-- START Excerpted passage --

What kind of trade-secrets might source code contain? Most code is very dull, and for some programs the only trade-secret is that if you put in the implementation effort, the obvious way of doing things works, i.e., the secret sauce promoted by the marketing department is all smoke and mirrors (I have had senior management, who have probably never seen the code, tell me about the wondrous properties of their code, which I had seen and knew that nothing special was present).
Comments may detail embarrassing facts, aka trade-secrets. Sometimes the code interfaces to a proprietary interface format that the company wants to keep secret, or uses some formula that required a lot of R&D (management gets very upset when told that ‘secret’ formula can be reverse engineered from the executable code).
Why does a legal team want access to source code?
If the purpose is to check specific functionality, then reading the source code is probably the fastest technique. For instance, checking whether a particular set of input values can cause a specific behavior to occur, or tracing through the logic to understand the circumstances under which a particular behavior occurs, or in software patent litigation checking what algorithms or formula are being used (this is where trade-secret claims appear to be valid).
If the purpose is a fishing expedition looking for possible incorrect behaviors, having the source code is probably not that useful. The quantity of source contained in modern applications can be huge, e.g., tens to hundreds of thousands of lines.

-- END Excerpted passage --
-- START Data entries --

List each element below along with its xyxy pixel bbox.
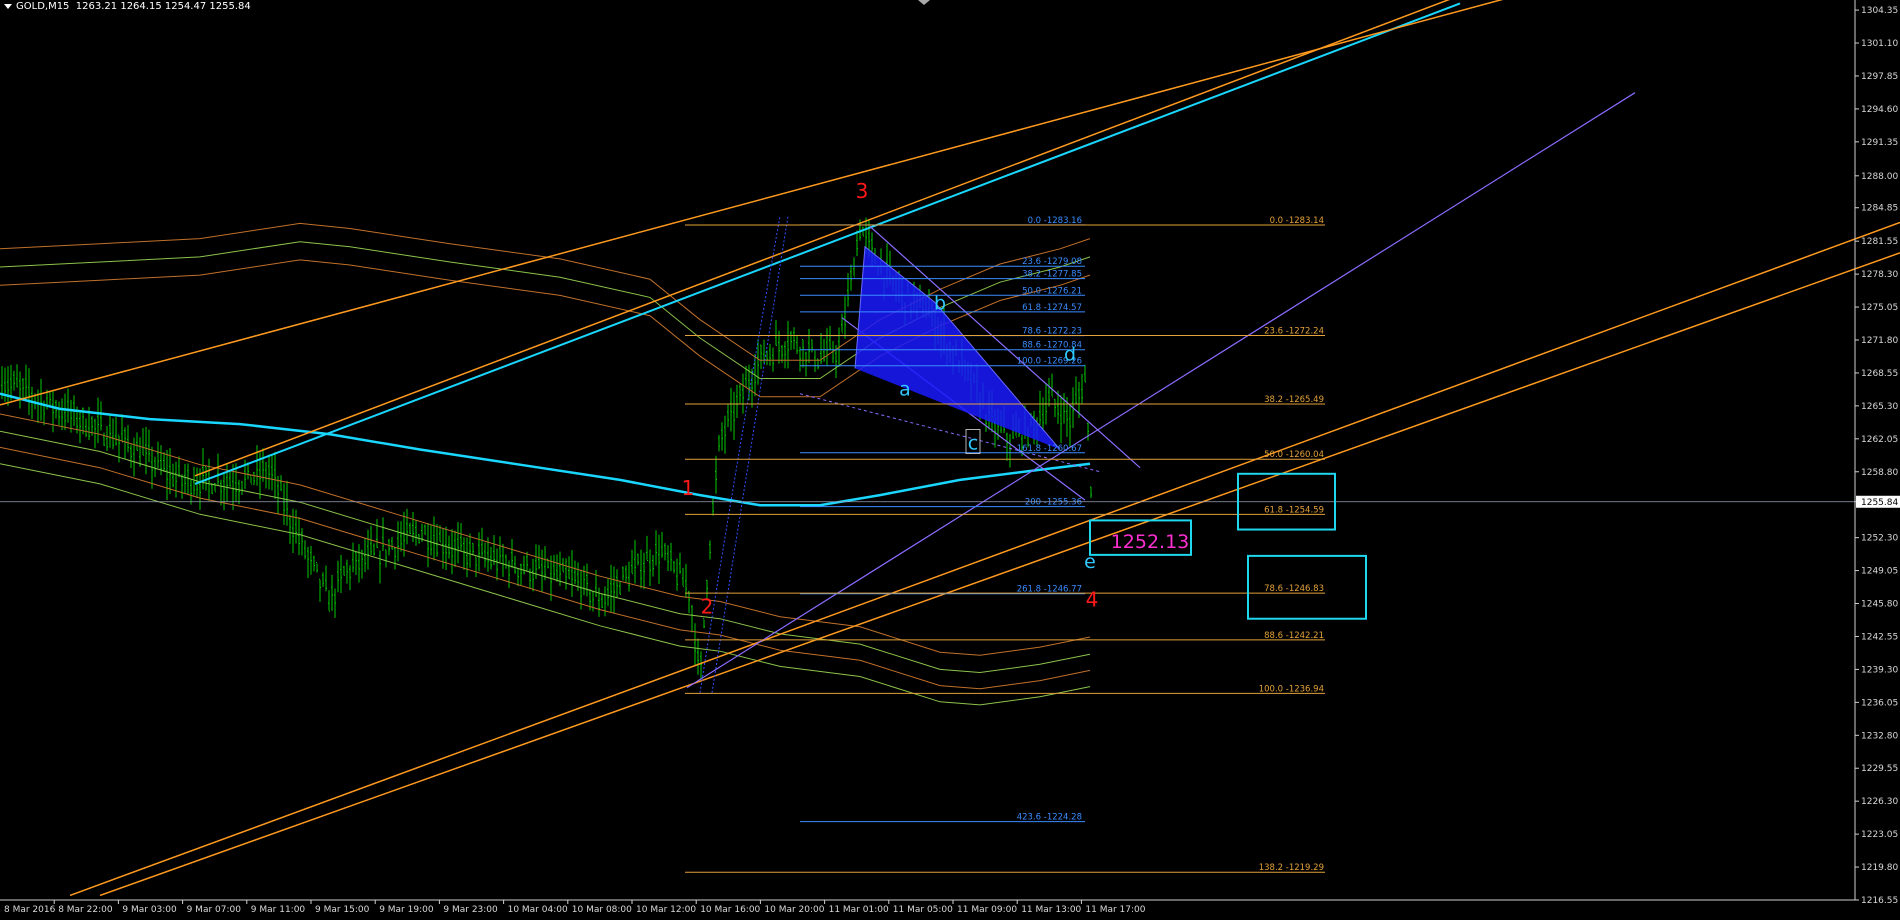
symbol-label: GOLD,M15 bbox=[16, 1, 70, 12]
price-tick-label: 1271.80 bbox=[1861, 336, 1898, 346]
fib-blue-level-label: 23.6 -1279.08 bbox=[1022, 257, 1082, 267]
price-tick-label: 1288.00 bbox=[1861, 172, 1898, 182]
time-tick-label: 11 Mar 05:00 bbox=[893, 905, 953, 915]
wave-label-e: e bbox=[1084, 551, 1096, 573]
wave-label-c: c bbox=[968, 432, 978, 454]
fib-blue-level-label: 50.0 -1276.21 bbox=[1022, 286, 1082, 296]
price-chart[interactable]: 0.0 -1283.16 23.6 -1279.08 38.2 -1277.85 50… bbox=[0, 0, 1900, 916]
price-tick-label: 1252.30 bbox=[1861, 534, 1898, 544]
price-tick-label: 1223.05 bbox=[1861, 830, 1898, 840]
price-tick-label: 1236.05 bbox=[1861, 698, 1898, 708]
dropdown-triangle-icon[interactable] bbox=[4, 3, 12, 9]
price-tick-label: 1281.55 bbox=[1861, 237, 1898, 247]
price-tick-label: 1249.05 bbox=[1861, 567, 1898, 577]
price-tick-label: 1242.55 bbox=[1861, 632, 1898, 642]
price-tick-label: 1297.85 bbox=[1861, 72, 1898, 82]
time-tick-label: 10 Mar 08:00 bbox=[572, 905, 632, 915]
ohlc-readout: 1263.21 1264.15 1254.47 1255.84 bbox=[75, 1, 251, 12]
fib-orange-level-label: 50.0 -1260.04 bbox=[1264, 450, 1324, 460]
fib-blue-level-label: 0.0 -1283.16 bbox=[1028, 216, 1082, 226]
time-tick-label: 9 Mar 23:00 bbox=[443, 905, 498, 915]
fib-blue-level-label: 423.6 -1224.28 bbox=[1017, 813, 1082, 823]
time-tick-label: 9 Mar 15:00 bbox=[315, 905, 370, 915]
wave-label-d: d bbox=[1064, 343, 1076, 365]
fib-orange-level-label: 78.6 -1246.83 bbox=[1264, 584, 1324, 594]
time-tick-label: 10 Mar 16:00 bbox=[700, 905, 760, 915]
fib-blue-level-label: 61.8 -1274.57 bbox=[1022, 303, 1082, 313]
wave-label-1: 1 bbox=[682, 476, 695, 500]
fib-orange-level-label: 23.6 -1272.24 bbox=[1264, 327, 1324, 337]
time-tick-label: 11 Mar 01:00 bbox=[829, 905, 889, 915]
time-tick-label: 11 Mar 09:00 bbox=[957, 905, 1017, 915]
price-tick-label: 1284.85 bbox=[1861, 204, 1898, 214]
time-tick-label: 9 Mar 07:00 bbox=[187, 905, 242, 915]
time-tick-label: 9 Mar 03:00 bbox=[122, 905, 177, 915]
wave-label-b: b bbox=[934, 293, 946, 315]
price-tick-label: 1301.10 bbox=[1861, 39, 1898, 49]
time-tick-label: 9 Mar 11:00 bbox=[251, 905, 306, 915]
fib-orange-level-label: 61.8 -1254.59 bbox=[1264, 505, 1324, 515]
wave-label-2: 2 bbox=[701, 595, 714, 619]
price-tick-label: 1239.30 bbox=[1861, 665, 1898, 675]
price-tick-label: 1275.05 bbox=[1861, 303, 1898, 313]
chart-header: GOLD,M15 1263.21 1264.15 1254.47 1255.84 bbox=[4, 1, 251, 12]
time-tick-label: 9 Mar 19:00 bbox=[379, 905, 434, 915]
price-target-label: 1252.13 bbox=[1111, 531, 1190, 553]
fib-orange-level-label: 138.2 -1219.29 bbox=[1259, 863, 1324, 873]
chart-root: 0.0 -1283.16 23.6 -1279.08 38.2 -1277.85 50… bbox=[0, 0, 1900, 916]
price-tick-label: 1265.30 bbox=[1861, 402, 1898, 412]
time-tick-label: 10 Mar 04:00 bbox=[508, 905, 568, 915]
price-tick-label: 1268.55 bbox=[1861, 369, 1898, 379]
fib-blue-level-label: 161.8 -1260.67 bbox=[1017, 444, 1082, 454]
time-tick-label: 8 Mar 22:00 bbox=[58, 905, 113, 915]
fib-orange-level-label: 38.2 -1265.49 bbox=[1264, 395, 1324, 405]
fib-blue-level-label: 200 -1255.36 bbox=[1025, 498, 1082, 508]
time-tick-label: 8 Mar 2016 bbox=[4, 905, 56, 915]
price-tick-label: 1219.80 bbox=[1861, 863, 1898, 873]
time-tick-label: 10 Mar 12:00 bbox=[636, 905, 696, 915]
wave-label-4: 4 bbox=[1086, 588, 1099, 612]
price-tick-label: 1226.30 bbox=[1861, 797, 1898, 807]
time-tick-label: 11 Mar 13:00 bbox=[1021, 905, 1081, 915]
price-tick-label: 1245.80 bbox=[1861, 600, 1898, 610]
price-tick-label: 1294.60 bbox=[1861, 105, 1898, 115]
price-tick-label: 1278.30 bbox=[1861, 270, 1898, 280]
price-tick-label: 1291.35 bbox=[1861, 138, 1898, 148]
fib-orange-level-label: 88.6 -1242.21 bbox=[1264, 631, 1324, 641]
fib-blue-level-label: 38.2 -1277.85 bbox=[1022, 270, 1082, 280]
time-tick-label: 11 Mar 17:00 bbox=[1085, 905, 1145, 915]
price-tick-label: 1216.55 bbox=[1861, 896, 1898, 906]
chart-background bbox=[0, 0, 1900, 916]
time-tick-label: 10 Mar 20:00 bbox=[764, 905, 824, 915]
current-price-tick-label: 1255.84 bbox=[1861, 498, 1898, 508]
wave-label-3: 3 bbox=[856, 179, 869, 203]
price-tick-label: 1262.05 bbox=[1861, 435, 1898, 445]
price-tick-label: 1229.55 bbox=[1861, 764, 1898, 774]
price-tick-label: 1258.80 bbox=[1861, 468, 1898, 478]
wave-label-a: a bbox=[899, 379, 911, 401]
price-tick-label: 1304.35 bbox=[1861, 6, 1898, 16]
fib-orange-level-label: 100.0 -1236.94 bbox=[1259, 684, 1324, 694]
price-tick-label: 1232.80 bbox=[1861, 731, 1898, 741]
fib-orange-level-label: 0.0 -1283.14 bbox=[1270, 216, 1324, 226]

-- END Data entries --

Description of the task
Continue the passage about legal access to source code, starting after its last sentence. The records are separate material and have no connection to the passage on source code.

Exercise response
In ancient times (i.e., the 1970s and 1980s) programs were short (because most computers had tiny amounts of memory, compared to post-2000), and it was practical to read the source to understand a program. Customer demand for more features, and the fact that greater storage capacity removed the need to spend time reducing code size, means that source code ballooned. The following plot shows the lines of code contained in the collected algorithms of the Transactions on Mathematical Software, the red line is a fitted regression model of the form: (code+data):
How, by reading the source code, does anybody find mistakes in a 10+ thousand line program? If the program only occasionally misbehaves, finding a coding mistake by reading the source is likely to be very very time-consuming, i.e, months. Work it out yourself: 10K lines of code is around 200 pages. How long would it take you to remember all the details and their interdependencies of a detailed 200-page technical discussion well enough to spot an inconsistency likely to cause a fault experience? And, yes, the source may very well be provided as a printout, or as a pdf on a protected memory stick.
From my limited reading of accounts of software discovery, the time available to study the code may be just days or maybe a week or two.
Reading large quantities of code, to discover possible coding mistakes, are an inefficient use of human time resources. Some form of analysis tool might help. Static analysis tools are one option; these cost money and might not be available for the language or dialect in which the source is written (there are some good tools for C because it has been around so long and is widely used).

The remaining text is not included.